DATA >>

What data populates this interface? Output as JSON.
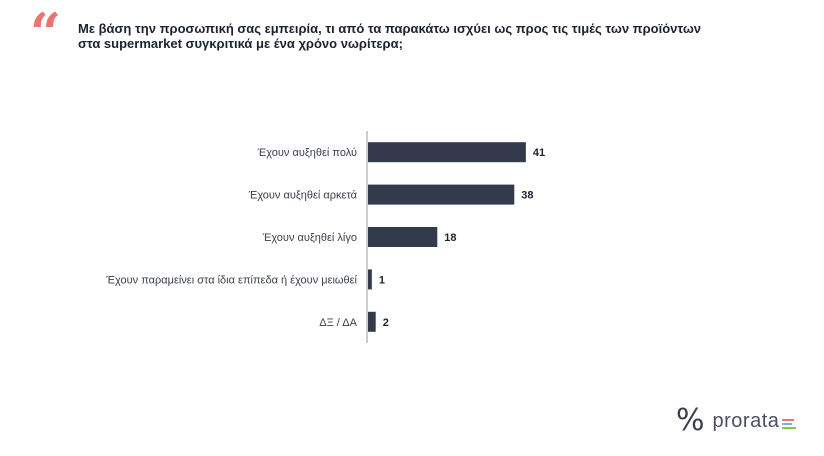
{
  "header": {
    "question_line1": "Με βάση την προσωπική σας εμπειρία, τι από τα παρακάτω ισχύει ως προς τις τιμές των προϊόντων",
    "question_line2": "στα supermarket συγκριτικά με ένα χρόνο νωρίτερα;"
  },
  "chart_data": {
    "type": "bar",
    "orientation": "horizontal",
    "categories": [
      "Έχουν αυξηθεί πολύ",
      "Έχουν αυξηθεί αρκετά",
      "Έχουν αυξηθεί λίγο",
      "Έχουν παραμείνει στα ίδια επίπεδα ή έχουν μειωθεί",
      "ΔΞ / ΔΑ"
    ],
    "values": [
      41,
      38,
      18,
      1,
      2
    ],
    "data_labels": [
      "41",
      "38",
      "18",
      "1",
      "2"
    ],
    "bar_color": "#323a4b",
    "grid": false,
    "legend": "none"
  },
  "logo": {
    "symbol": "%",
    "text": "prorata",
    "bar_colors": [
      "#e8766f",
      "#6fb6d9",
      "#8bc34a"
    ]
  }
}
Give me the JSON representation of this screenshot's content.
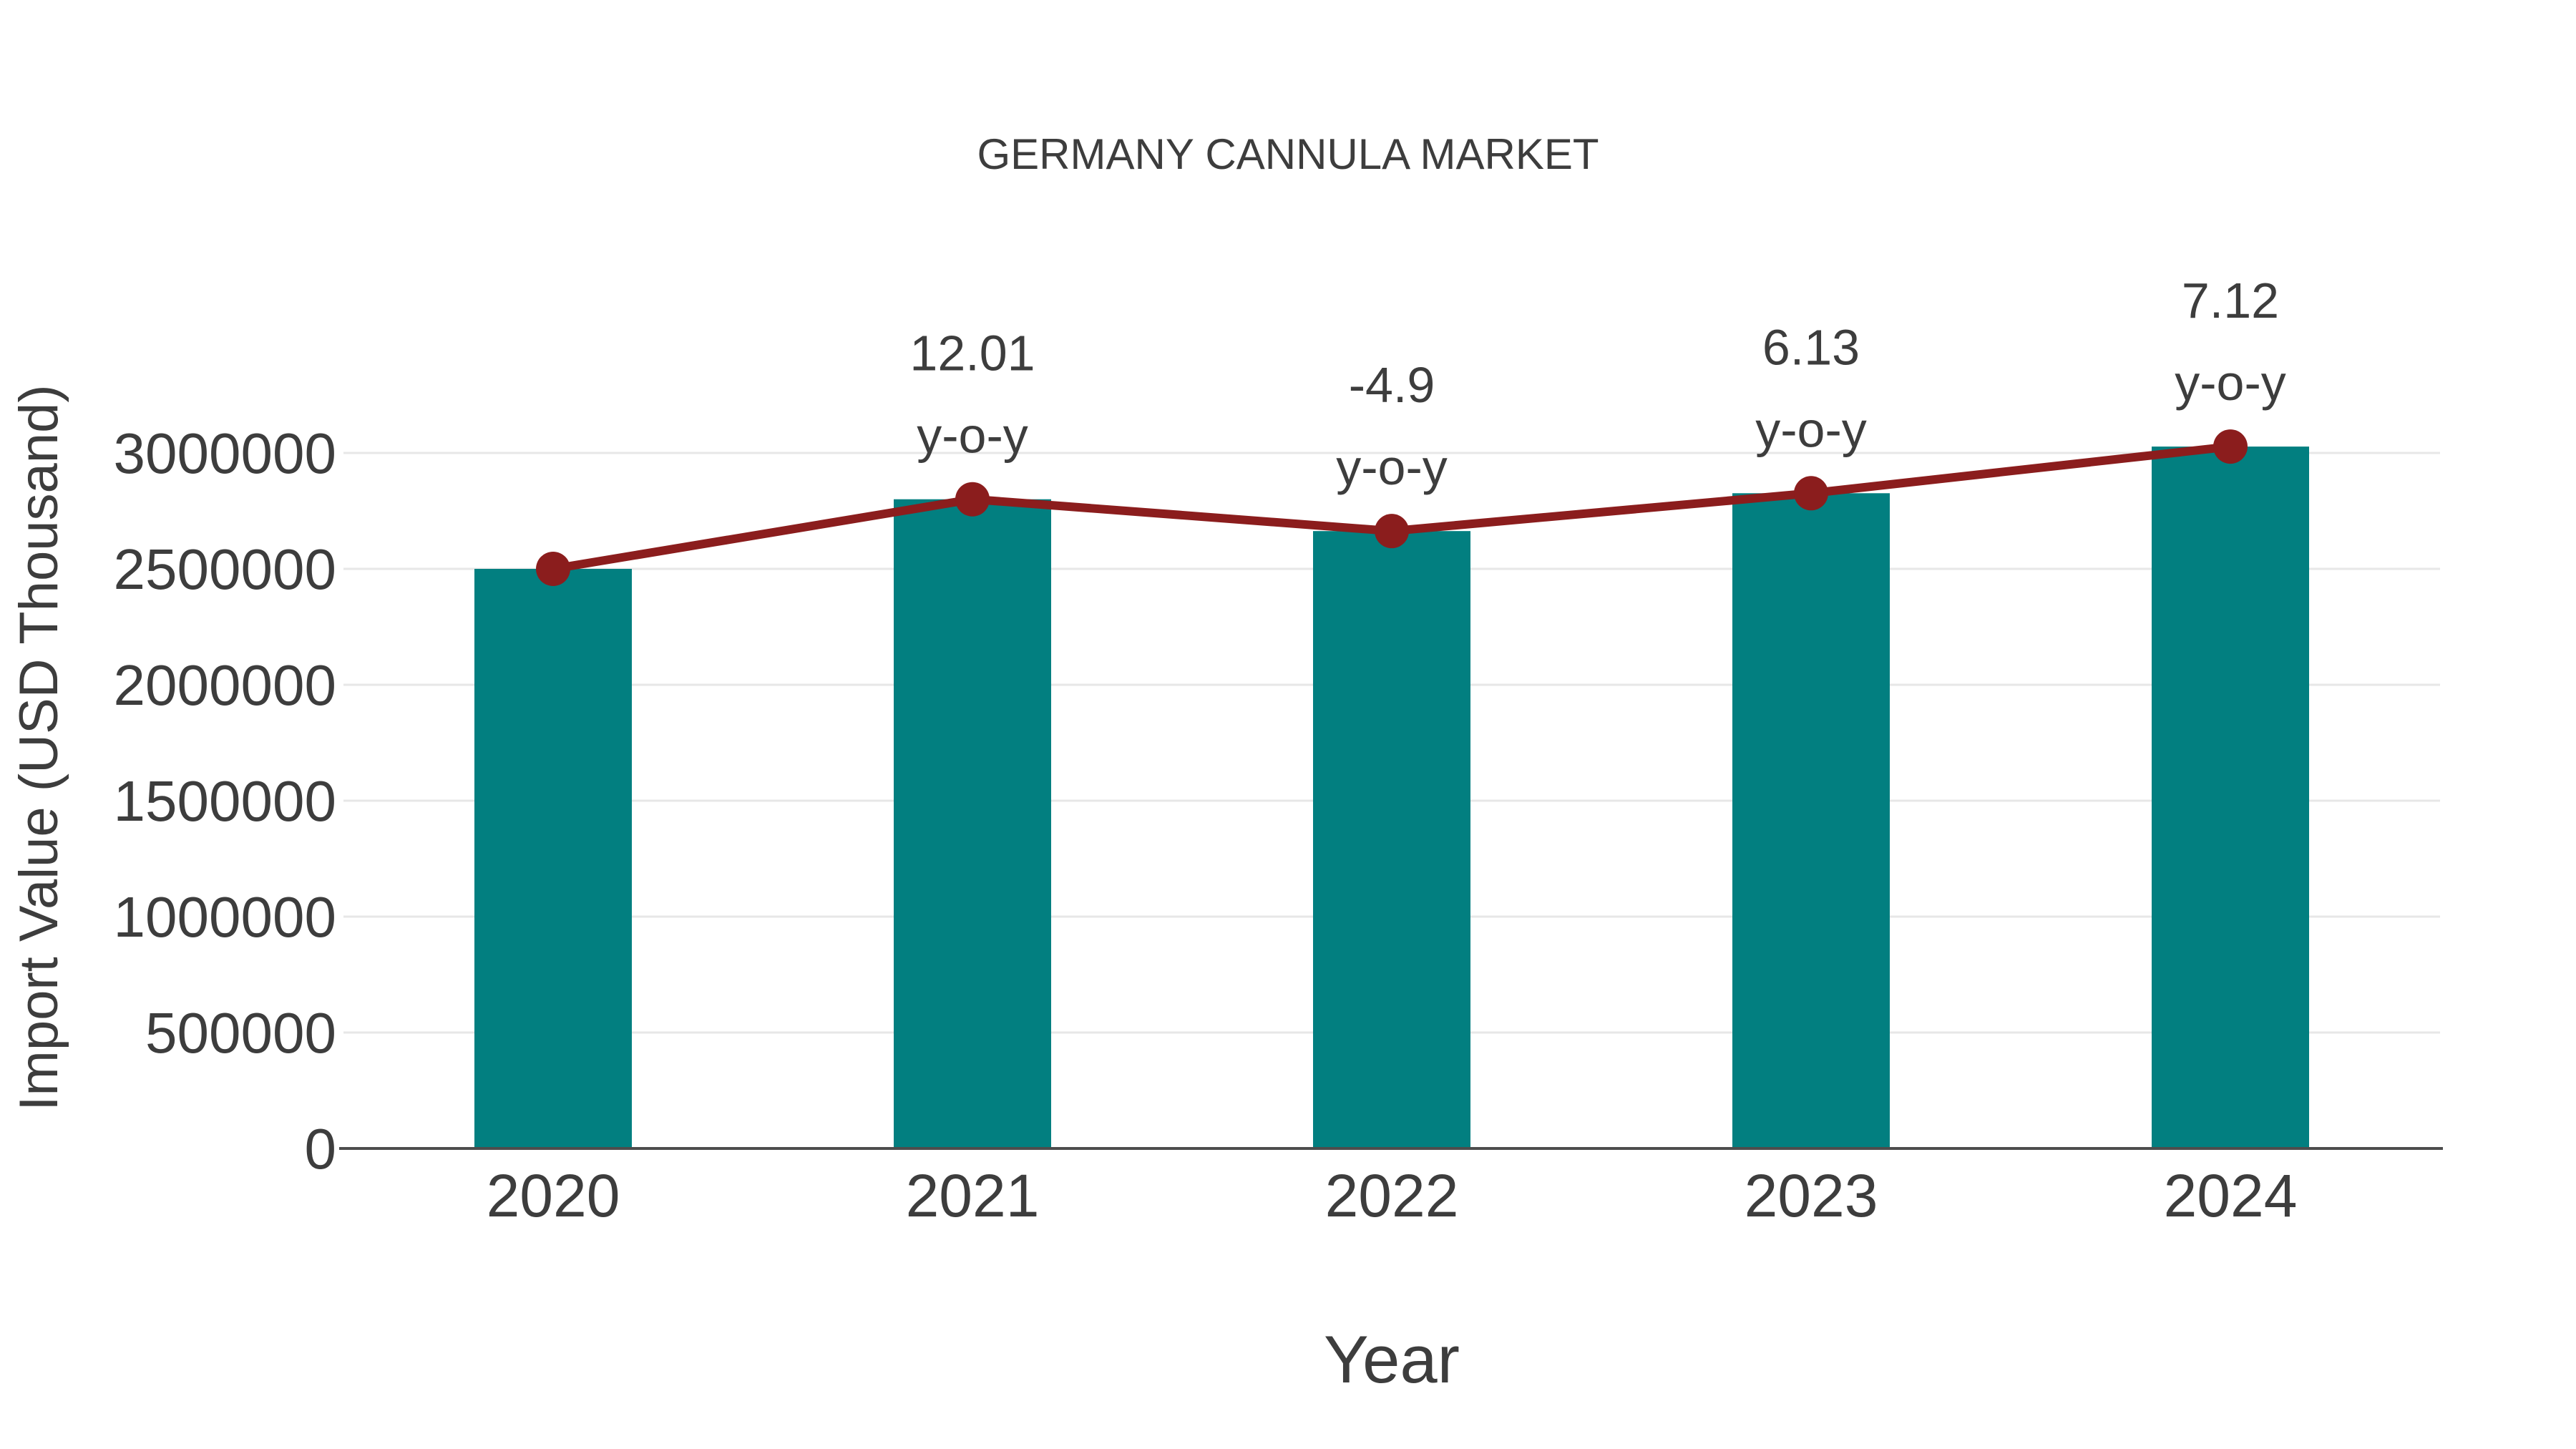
{
  "title": "GERMANY CANNULA MARKET",
  "chart_data": {
    "type": "bar",
    "title": "GERMANY CANNULA MARKET",
    "xlabel": "Year",
    "ylabel": "Import Value (USD Thousand)",
    "categories": [
      "2020",
      "2021",
      "2022",
      "2023",
      "2024"
    ],
    "series": [
      {
        "name": "Import Value bars",
        "type": "bar",
        "color": "#027F80",
        "values": [
          2500000,
          2800250,
          2663038,
          2826282,
          3027513
        ]
      },
      {
        "name": "Import Value trend line",
        "type": "line",
        "color": "#8B1D1D",
        "values": [
          2500000,
          2800250,
          2663038,
          2826282,
          3027513
        ]
      }
    ],
    "annotations": [
      {
        "category": "2021",
        "value_label": "12.01",
        "suffix": "y-o-y",
        "yoy_percent": 12.01
      },
      {
        "category": "2022",
        "value_label": "-4.9",
        "suffix": "y-o-y",
        "yoy_percent": -4.9
      },
      {
        "category": "2023",
        "value_label": "6.13",
        "suffix": "y-o-y",
        "yoy_percent": 6.13
      },
      {
        "category": "2024",
        "value_label": "7.12",
        "suffix": "y-o-y",
        "yoy_percent": 7.12
      }
    ],
    "yticks": [
      0,
      500000,
      1000000,
      1500000,
      2000000,
      2500000,
      3000000
    ],
    "ylim": [
      0,
      3100000
    ],
    "grid": true,
    "legend": "none",
    "colors": {
      "bar": "#027F80",
      "line": "#8B1D1D",
      "marker": "#8B1D1D",
      "text": "#3D3D3D",
      "grid": "#E7E7E7",
      "axis": "#4D4D4D",
      "background": "#FFFFFF"
    }
  }
}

WRITTEN INSTRUCTION >> Copy out all the entries exactly. Images stay out of the copy.

RESPONSE >>
What data populates this interface? Output as JSON.
{
  "header": {
    "question_line1": "Με βάση την προσωπική σας εμπειρία, τι από τα παρακάτω ισχύει ως προς τις τιμές των προϊόντων",
    "question_line2": "στα supermarket συγκριτικά με ένα χρόνο νωρίτερα;"
  },
  "chart_data": {
    "type": "bar",
    "orientation": "horizontal",
    "categories": [
      "Έχουν αυξηθεί πολύ",
      "Έχουν αυξηθεί αρκετά",
      "Έχουν αυξηθεί λίγο",
      "Έχουν παραμείνει στα ίδια επίπεδα ή έχουν μειωθεί",
      "ΔΞ / ΔΑ"
    ],
    "values": [
      41,
      38,
      18,
      1,
      2
    ],
    "data_labels": [
      "41",
      "38",
      "18",
      "1",
      "2"
    ],
    "bar_color": "#323a4b",
    "grid": false,
    "legend": "none"
  },
  "logo": {
    "symbol": "%",
    "text": "prorata",
    "bar_colors": [
      "#e8766f",
      "#6fb6d9",
      "#8bc34a"
    ]
  }
}
Give me the JSON representation of this screenshot's content.
{
  "title": "GERMANY CANNULA MARKET",
  "chart_data": {
    "type": "bar",
    "title": "GERMANY CANNULA MARKET",
    "xlabel": "Year",
    "ylabel": "Import Value (USD Thousand)",
    "categories": [
      "2020",
      "2021",
      "2022",
      "2023",
      "2024"
    ],
    "series": [
      {
        "name": "Import Value bars",
        "type": "bar",
        "color": "#027F80",
        "values": [
          2500000,
          2800250,
          2663038,
          2826282,
          3027513
        ]
      },
      {
        "name": "Import Value trend line",
        "type": "line",
        "color": "#8B1D1D",
        "values": [
          2500000,
          2800250,
          2663038,
          2826282,
          3027513
        ]
      }
    ],
    "annotations": [
      {
        "category": "2021",
        "value_label": "12.01",
        "suffix": "y-o-y",
        "yoy_percent": 12.01
      },
      {
        "category": "2022",
        "value_label": "-4.9",
        "suffix": "y-o-y",
        "yoy_percent": -4.9
      },
      {
        "category": "2023",
        "value_label": "6.13",
        "suffix": "y-o-y",
        "yoy_percent": 6.13
      },
      {
        "category": "2024",
        "value_label": "7.12",
        "suffix": "y-o-y",
        "yoy_percent": 7.12
      }
    ],
    "yticks": [
      0,
      500000,
      1000000,
      1500000,
      2000000,
      2500000,
      3000000
    ],
    "ylim": [
      0,
      3100000
    ],
    "grid": true,
    "legend": "none",
    "colors": {
      "bar": "#027F80",
      "line": "#8B1D1D",
      "marker": "#8B1D1D",
      "text": "#3D3D3D",
      "grid": "#E7E7E7",
      "axis": "#4D4D4D",
      "background": "#FFFFFF"
    }
  }
}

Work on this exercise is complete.